* start *
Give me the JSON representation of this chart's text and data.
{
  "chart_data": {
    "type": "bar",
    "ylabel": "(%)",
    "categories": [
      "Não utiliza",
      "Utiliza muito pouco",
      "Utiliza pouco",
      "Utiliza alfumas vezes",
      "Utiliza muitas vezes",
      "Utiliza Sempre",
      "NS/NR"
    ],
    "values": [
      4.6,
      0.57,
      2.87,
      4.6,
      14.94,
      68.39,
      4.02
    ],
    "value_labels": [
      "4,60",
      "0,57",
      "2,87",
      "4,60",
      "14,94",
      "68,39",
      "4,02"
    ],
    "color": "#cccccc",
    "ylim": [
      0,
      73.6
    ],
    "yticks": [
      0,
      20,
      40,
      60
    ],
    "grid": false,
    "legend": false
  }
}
* end *
→ Task
Reproduce the data, keeping every line exactly the same.

→ Answer to the problem
Give me the JSON representation of this chart's text and data.
{
  "chart_data": {
    "type": "bar",
    "ylabel": "(%)",
    "categories": [
      "Não utiliza",
      "Utiliza muito pouco",
      "Utiliza pouco",
      "Utiliza alfumas vezes",
      "Utiliza muitas vezes",
      "Utiliza Sempre",
      "NS/NR"
    ],
    "values": [
      4.6,
      0.57,
      2.87,
      4.6,
      14.94,
      68.39,
      4.02
    ],
    "value_labels": [
      "4,60",
      "0,57",
      "2,87",
      "4,60",
      "14,94",
      "68,39",
      "4,02"
    ],
    "color": "#cccccc",
    "ylim": [
      0,
      73.6
    ],
    "yticks": [
      0,
      20,
      40,
      60
    ],
    "grid": false,
    "legend": false
  }
}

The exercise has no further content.